_GIVEN EXERCISE_
From the entries below, report how many lines contain the string "Output". Give only that number.
── DATA PROVIDED ──
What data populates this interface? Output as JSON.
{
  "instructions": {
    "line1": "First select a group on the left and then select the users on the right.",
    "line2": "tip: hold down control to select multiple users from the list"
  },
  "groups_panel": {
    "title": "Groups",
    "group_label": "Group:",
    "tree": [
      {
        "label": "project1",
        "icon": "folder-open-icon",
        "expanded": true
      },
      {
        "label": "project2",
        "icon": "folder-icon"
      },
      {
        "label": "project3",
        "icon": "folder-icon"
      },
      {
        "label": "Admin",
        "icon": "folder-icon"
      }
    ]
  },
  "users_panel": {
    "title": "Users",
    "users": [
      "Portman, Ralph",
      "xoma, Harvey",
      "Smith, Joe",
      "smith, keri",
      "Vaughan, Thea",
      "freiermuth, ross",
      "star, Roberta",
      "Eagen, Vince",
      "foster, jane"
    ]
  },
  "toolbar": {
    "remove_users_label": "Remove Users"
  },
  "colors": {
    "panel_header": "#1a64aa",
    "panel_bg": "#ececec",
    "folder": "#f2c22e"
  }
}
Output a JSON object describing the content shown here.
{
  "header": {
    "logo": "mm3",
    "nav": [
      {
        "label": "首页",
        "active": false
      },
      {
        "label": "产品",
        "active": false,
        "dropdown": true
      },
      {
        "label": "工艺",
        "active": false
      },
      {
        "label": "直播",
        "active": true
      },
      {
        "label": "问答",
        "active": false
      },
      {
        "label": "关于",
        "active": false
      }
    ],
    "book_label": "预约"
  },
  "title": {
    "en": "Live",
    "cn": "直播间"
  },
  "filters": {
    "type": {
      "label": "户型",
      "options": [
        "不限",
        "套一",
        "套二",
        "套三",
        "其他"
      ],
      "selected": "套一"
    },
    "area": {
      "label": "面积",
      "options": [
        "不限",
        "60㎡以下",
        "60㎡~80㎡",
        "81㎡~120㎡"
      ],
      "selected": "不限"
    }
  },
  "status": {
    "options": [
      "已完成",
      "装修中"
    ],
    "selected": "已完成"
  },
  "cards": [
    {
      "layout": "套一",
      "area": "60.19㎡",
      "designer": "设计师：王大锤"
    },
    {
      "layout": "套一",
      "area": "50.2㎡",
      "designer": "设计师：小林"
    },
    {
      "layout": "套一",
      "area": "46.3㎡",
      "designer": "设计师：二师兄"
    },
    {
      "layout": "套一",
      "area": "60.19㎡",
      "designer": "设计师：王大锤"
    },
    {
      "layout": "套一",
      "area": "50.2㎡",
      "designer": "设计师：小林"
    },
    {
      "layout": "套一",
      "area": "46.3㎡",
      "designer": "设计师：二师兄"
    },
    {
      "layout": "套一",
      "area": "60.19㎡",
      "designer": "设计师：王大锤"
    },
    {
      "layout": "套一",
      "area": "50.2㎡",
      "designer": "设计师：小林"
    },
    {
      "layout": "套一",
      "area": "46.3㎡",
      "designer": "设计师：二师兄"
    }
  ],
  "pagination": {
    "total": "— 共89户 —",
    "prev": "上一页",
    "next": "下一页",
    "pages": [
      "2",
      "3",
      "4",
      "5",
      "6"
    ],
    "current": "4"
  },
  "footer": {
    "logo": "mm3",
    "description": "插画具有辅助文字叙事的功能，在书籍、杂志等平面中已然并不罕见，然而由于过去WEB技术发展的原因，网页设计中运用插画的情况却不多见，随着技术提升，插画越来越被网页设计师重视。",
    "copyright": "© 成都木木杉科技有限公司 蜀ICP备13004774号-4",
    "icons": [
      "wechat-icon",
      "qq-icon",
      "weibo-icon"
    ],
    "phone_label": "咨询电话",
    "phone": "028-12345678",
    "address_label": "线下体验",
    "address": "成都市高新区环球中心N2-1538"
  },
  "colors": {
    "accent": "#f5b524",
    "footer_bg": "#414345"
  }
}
───
_SOLVED EXERCISE_
2